WHAT THIS TASK INVOLVES | Copy out the entries in full and with complete accuracy; pictures are excluded.

SUPPLIED MATERIAL |
## Start
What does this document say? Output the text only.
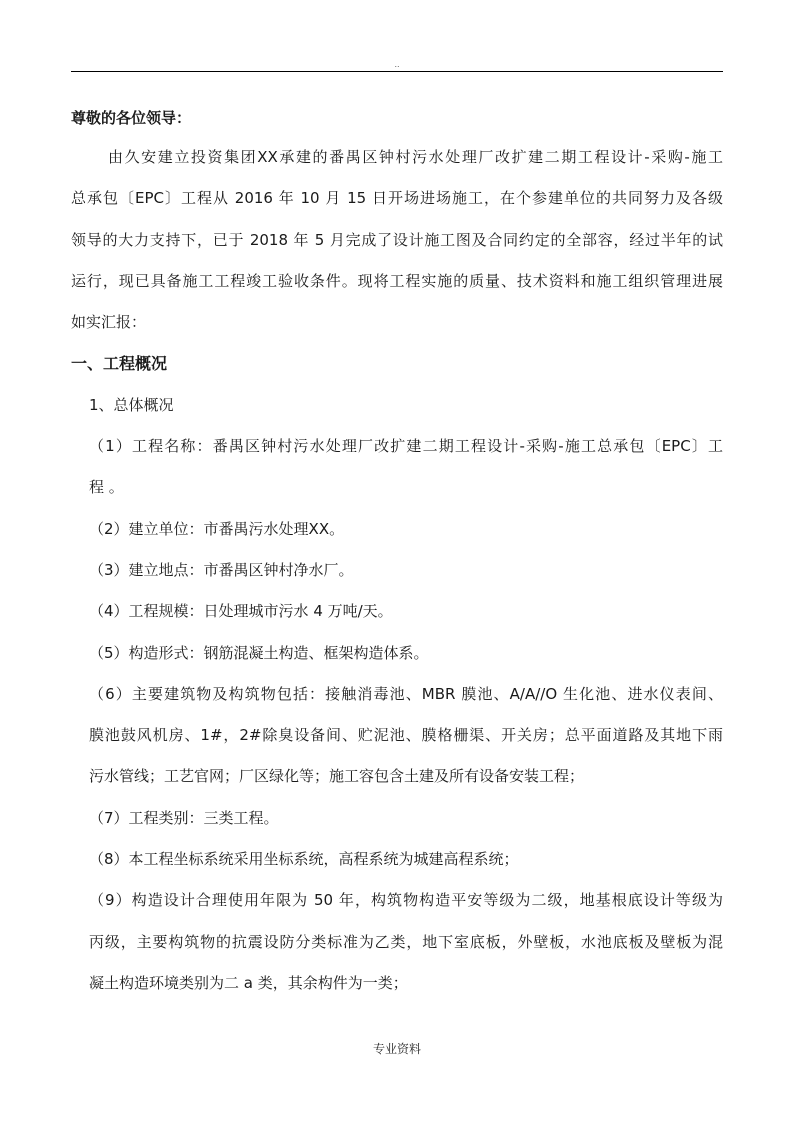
..
尊敬的各位领导：
由久安建立投资集团XX承建的番禺区钟村污水处理厂改扩建二期工程设计-采购-施工
总承包〔EPC〕工程从 2016 年 10 月 15 日开场进场施工，在个参建单位的共同努力及各级
领导的大力支持下，已于 2018 年 5 月完成了设计施工图及合同约定的全部容，经过半年的试
运行，现已具备施工工程竣工验收条件。现将工程实施的质量、技术资料和施工组织管理进展
如实汇报：
一、工程概况
1、总体概况
（1）工程名称：番禺区钟村污水处理厂改扩建二期工程设计-采购-施工总承包〔EPC〕工
程 。
（2）建立单位：市番禺污水处理XX。
（3）建立地点：市番禺区钟村净水厂。
（4）工程规模：日处理城市污水 4 万吨/天。
（5）构造形式：钢筋混凝土构造、框架构造体系。
（6）主要建筑物及构筑物包括：接触消毒池、MBR 膜池、A/A//O 生化池、进水仪表间、
膜池鼓风机房、1#，2#除臭设备间、贮泥池、膜格栅渠、开关房；总平面道路及其地下雨
污水管线；工艺官网；厂区绿化等；施工容包含土建及所有设备安装工程；
（7）工程类别：三类工程。
（8）本工程坐标系统采用坐标系统，高程系统为城建高程系统；
（9）构造设计合理使用年限为 50 年，构筑物构造平安等级为二级，地基根底设计等级为
丙级，主要构筑物的抗震设防分类标准为乙类，地下室底板，外壁板，水池底板及壁板为混
凝土构造环境类别为二 a 类，其余构件为一类；
专业资料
## End
THE RESULT |
What does this document say? Output the text only.
..
尊敬的各位领导：
由久安建立投资集团XX承建的番禺区钟村污水处理厂改扩建二期工程设计-采购-施工
总承包〔EPC〕工程从 2016 年 10 月 15 日开场进场施工，在个参建单位的共同努力及各级
领导的大力支持下，已于 2018 年 5 月完成了设计施工图及合同约定的全部容，经过半年的试
运行，现已具备施工工程竣工验收条件。现将工程实施的质量、技术资料和施工组织管理进展
如实汇报：
一、工程概况
1、总体概况
（1）工程名称：番禺区钟村污水处理厂改扩建二期工程设计-采购-施工总承包〔EPC〕工
程 。
（2）建立单位：市番禺污水处理XX。
（3）建立地点：市番禺区钟村净水厂。
（4）工程规模：日处理城市污水 4 万吨/天。
（5）构造形式：钢筋混凝土构造、框架构造体系。
（6）主要建筑物及构筑物包括：接触消毒池、MBR 膜池、A/A//O 生化池、进水仪表间、
膜池鼓风机房、1#，2#除臭设备间、贮泥池、膜格栅渠、开关房；总平面道路及其地下雨
污水管线；工艺官网；厂区绿化等；施工容包含土建及所有设备安装工程；
（7）工程类别：三类工程。
（8）本工程坐标系统采用坐标系统，高程系统为城建高程系统；
（9）构造设计合理使用年限为 50 年，构筑物构造平安等级为二级，地基根底设计等级为
丙级，主要构筑物的抗震设防分类标准为乙类，地下室底板，外壁板，水池底板及壁板为混
凝土构造环境类别为二 a 类，其余构件为一类；
专业资料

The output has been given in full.